#### DATA FOR PROCESSING ####
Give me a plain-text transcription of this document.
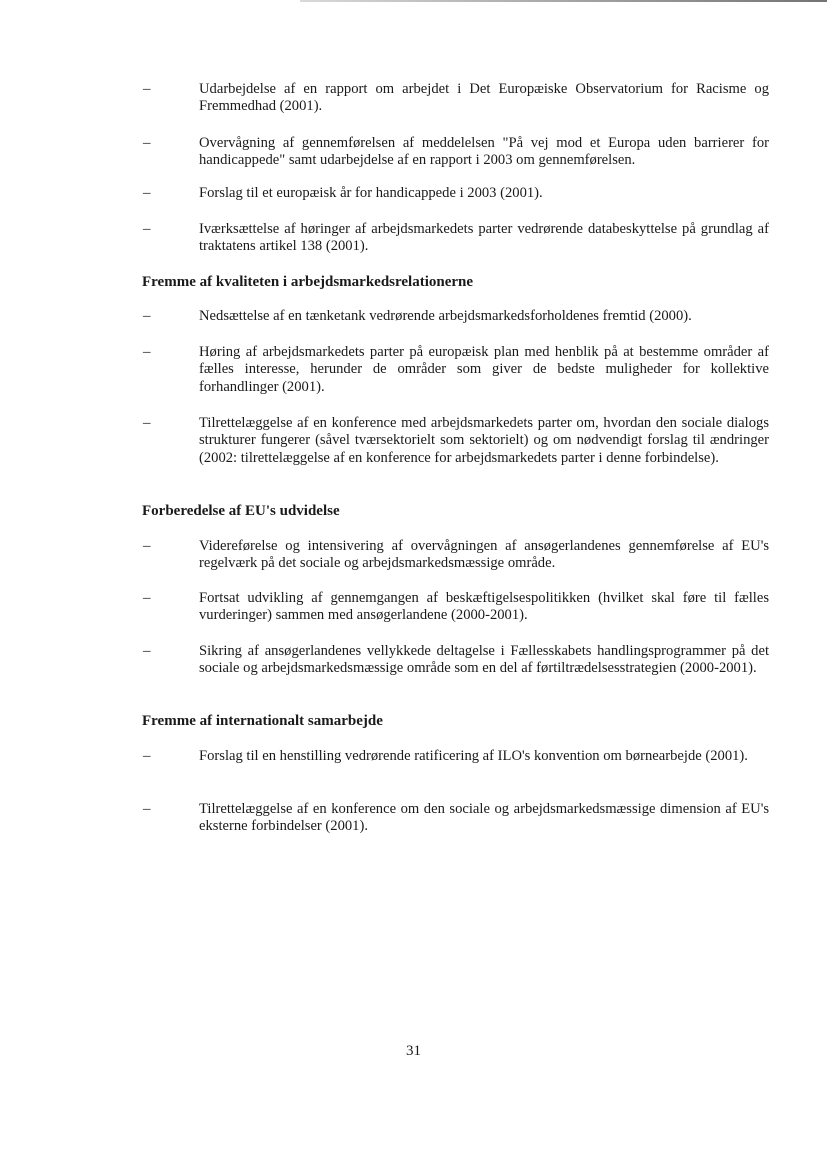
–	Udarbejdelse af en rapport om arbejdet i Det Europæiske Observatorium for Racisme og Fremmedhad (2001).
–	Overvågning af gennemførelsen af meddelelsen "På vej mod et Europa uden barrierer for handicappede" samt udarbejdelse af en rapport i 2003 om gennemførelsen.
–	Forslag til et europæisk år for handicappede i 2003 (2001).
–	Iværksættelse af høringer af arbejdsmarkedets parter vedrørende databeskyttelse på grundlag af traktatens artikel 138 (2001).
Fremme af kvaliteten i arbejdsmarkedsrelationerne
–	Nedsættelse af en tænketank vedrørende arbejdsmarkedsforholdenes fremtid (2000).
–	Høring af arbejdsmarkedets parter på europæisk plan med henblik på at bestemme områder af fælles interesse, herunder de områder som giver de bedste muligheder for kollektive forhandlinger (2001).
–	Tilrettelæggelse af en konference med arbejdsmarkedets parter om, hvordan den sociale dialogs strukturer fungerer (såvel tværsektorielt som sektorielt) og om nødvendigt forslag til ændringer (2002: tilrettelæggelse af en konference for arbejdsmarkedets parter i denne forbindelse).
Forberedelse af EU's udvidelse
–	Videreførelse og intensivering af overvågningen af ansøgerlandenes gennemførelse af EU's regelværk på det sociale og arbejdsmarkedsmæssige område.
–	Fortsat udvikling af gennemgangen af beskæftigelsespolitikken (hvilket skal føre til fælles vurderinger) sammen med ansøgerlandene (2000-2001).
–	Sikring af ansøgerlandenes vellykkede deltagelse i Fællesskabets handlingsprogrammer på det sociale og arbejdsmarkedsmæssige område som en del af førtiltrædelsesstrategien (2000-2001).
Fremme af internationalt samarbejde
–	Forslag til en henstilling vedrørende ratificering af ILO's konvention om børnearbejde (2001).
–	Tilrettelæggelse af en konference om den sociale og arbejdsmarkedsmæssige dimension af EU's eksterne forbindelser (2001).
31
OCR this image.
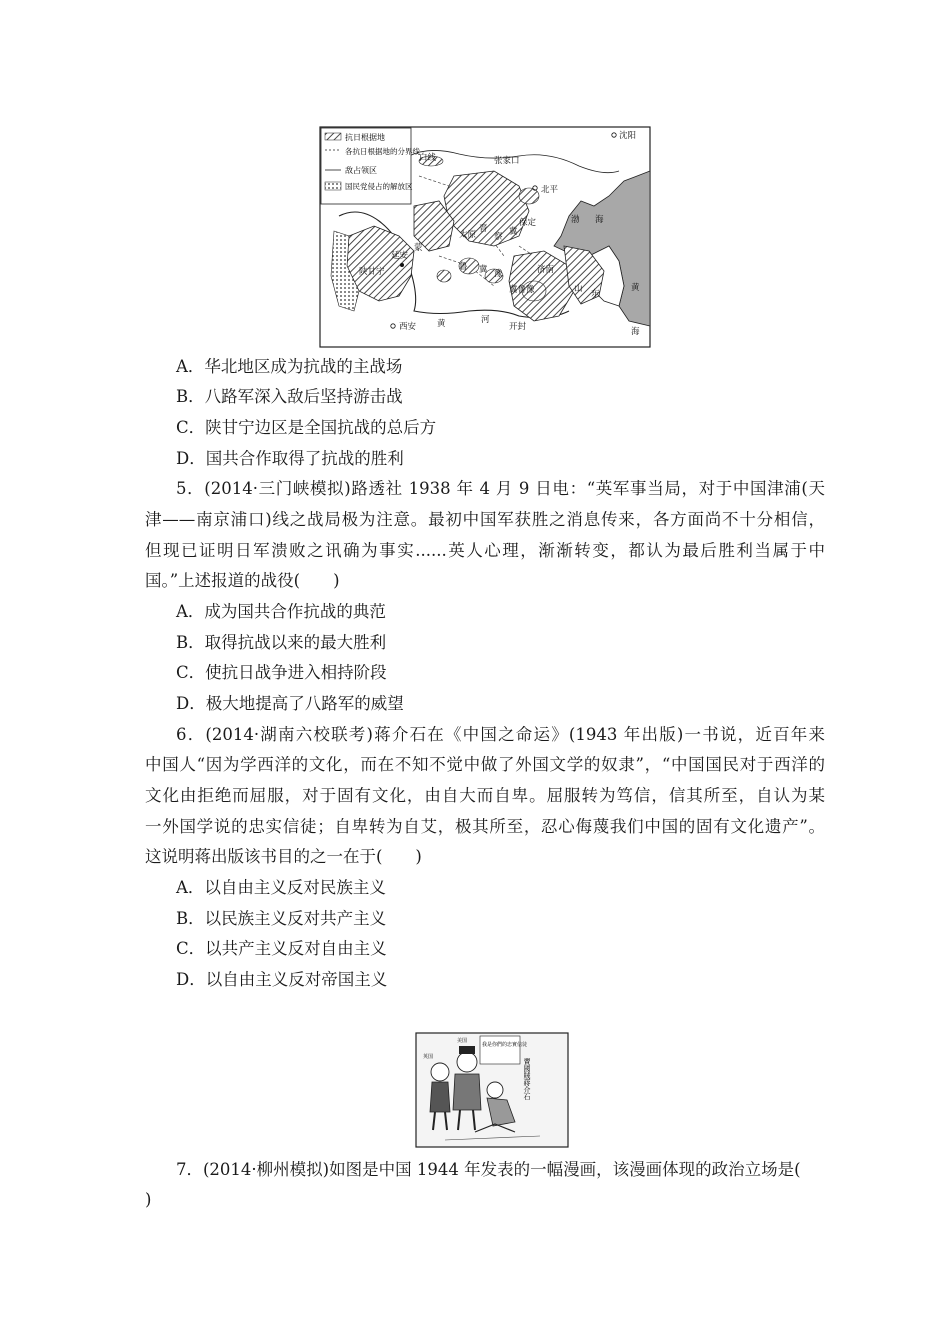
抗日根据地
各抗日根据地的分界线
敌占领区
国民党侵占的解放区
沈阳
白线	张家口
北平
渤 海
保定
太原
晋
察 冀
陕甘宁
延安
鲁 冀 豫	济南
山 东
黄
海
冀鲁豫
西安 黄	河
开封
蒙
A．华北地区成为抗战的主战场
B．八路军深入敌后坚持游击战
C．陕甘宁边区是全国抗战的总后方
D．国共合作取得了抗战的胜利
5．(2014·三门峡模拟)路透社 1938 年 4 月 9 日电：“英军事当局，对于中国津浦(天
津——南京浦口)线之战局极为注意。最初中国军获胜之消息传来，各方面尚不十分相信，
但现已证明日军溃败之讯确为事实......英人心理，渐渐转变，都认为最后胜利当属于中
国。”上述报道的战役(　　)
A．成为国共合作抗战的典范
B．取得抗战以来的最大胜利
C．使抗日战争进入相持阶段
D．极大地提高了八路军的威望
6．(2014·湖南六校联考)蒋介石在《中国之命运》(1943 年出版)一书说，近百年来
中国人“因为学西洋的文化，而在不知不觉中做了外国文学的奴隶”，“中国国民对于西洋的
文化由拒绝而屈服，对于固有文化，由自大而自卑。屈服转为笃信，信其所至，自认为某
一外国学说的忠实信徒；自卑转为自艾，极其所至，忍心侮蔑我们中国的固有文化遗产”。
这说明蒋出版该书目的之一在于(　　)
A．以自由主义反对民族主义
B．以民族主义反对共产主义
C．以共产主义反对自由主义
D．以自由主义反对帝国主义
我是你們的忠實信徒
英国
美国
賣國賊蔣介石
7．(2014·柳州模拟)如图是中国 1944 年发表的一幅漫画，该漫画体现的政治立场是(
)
####
= THE PROBLEM =
Quote in full the listing given above; the images are to be left out.

= THE COMPLETED TASK =
Give me a plain-text transcription of this document.
–	Udarbejdelse af en rapport om arbejdet i Det Europæiske Observatorium for Racisme og Fremmedhad (2001).
–	Overvågning af gennemførelsen af meddelelsen "På vej mod et Europa uden barrierer for handicappede" samt udarbejdelse af en rapport i 2003 om gennemførelsen.
–	Forslag til et europæisk år for handicappede i 2003 (2001).
–	Iværksættelse af høringer af arbejdsmarkedets parter vedrørende databeskyttelse på grundlag af traktatens artikel 138 (2001).
Fremme af kvaliteten i arbejdsmarkedsrelationerne
–	Nedsættelse af en tænketank vedrørende arbejdsmarkedsforholdenes fremtid (2000).
–	Høring af arbejdsmarkedets parter på europæisk plan med henblik på at bestemme områder af fælles interesse, herunder de områder som giver de bedste muligheder for kollektive forhandlinger (2001).
–	Tilrettelæggelse af en konference med arbejdsmarkedets parter om, hvordan den sociale dialogs strukturer fungerer (såvel tværsektorielt som sektorielt) og om nødvendigt forslag til ændringer (2002: tilrettelæggelse af en konference for arbejdsmarkedets parter i denne forbindelse).
Forberedelse af EU's udvidelse
–	Videreførelse og intensivering af overvågningen af ansøgerlandenes gennemførelse af EU's regelværk på det sociale og arbejdsmarkedsmæssige område.
–	Fortsat udvikling af gennemgangen af beskæftigelsespolitikken (hvilket skal føre til fælles vurderinger) sammen med ansøgerlandene (2000-2001).
–	Sikring af ansøgerlandenes vellykkede deltagelse i Fællesskabets handlingsprogrammer på det sociale og arbejdsmarkedsmæssige område som en del af førtiltrædelsesstrategien (2000-2001).
Fremme af internationalt samarbejde
–	Forslag til en henstilling vedrørende ratificering af ILO's konvention om børnearbejde (2001).
–	Tilrettelæggelse af en konference om den sociale og arbejdsmarkedsmæssige dimension af EU's eksterne forbindelser (2001).
31
OCR this image.
抗日根据地
各抗日根据地的分界线
敌占领区
国民党侵占的解放区
沈阳
白线	张家口
北平
渤 海
保定
太原
晋
察 冀
陕甘宁
延安
鲁 冀 豫	济南
山 东
黄
海
冀鲁豫
西安 黄	河
开封
蒙
A．华北地区成为抗战的主战场
B．八路军深入敌后坚持游击战
C．陕甘宁边区是全国抗战的总后方
D．国共合作取得了抗战的胜利
5．(2014·三门峡模拟)路透社 1938 年 4 月 9 日电：“英军事当局，对于中国津浦(天
津——南京浦口)线之战局极为注意。最初中国军获胜之消息传来，各方面尚不十分相信，
但现已证明日军溃败之讯确为事实......英人心理，渐渐转变，都认为最后胜利当属于中
国。”上述报道的战役(　　)
A．成为国共合作抗战的典范
B．取得抗战以来的最大胜利
C．使抗日战争进入相持阶段
D．极大地提高了八路军的威望
6．(2014·湖南六校联考)蒋介石在《中国之命运》(1943 年出版)一书说，近百年来
中国人“因为学西洋的文化，而在不知不觉中做了外国文学的奴隶”，“中国国民对于西洋的
文化由拒绝而屈服，对于固有文化，由自大而自卑。屈服转为笃信，信其所至，自认为某
一外国学说的忠实信徒；自卑转为自艾，极其所至，忍心侮蔑我们中国的固有文化遗产”。
这说明蒋出版该书目的之一在于(　　)
A．以自由主义反对民族主义
B．以民族主义反对共产主义
C．以共产主义反对自由主义
D．以自由主义反对帝国主义
我是你們的忠實信徒
英国
美国
賣國賊蔣介石
7．(2014·柳州模拟)如图是中国 1944 年发表的一幅漫画，该漫画体现的政治立场是(
)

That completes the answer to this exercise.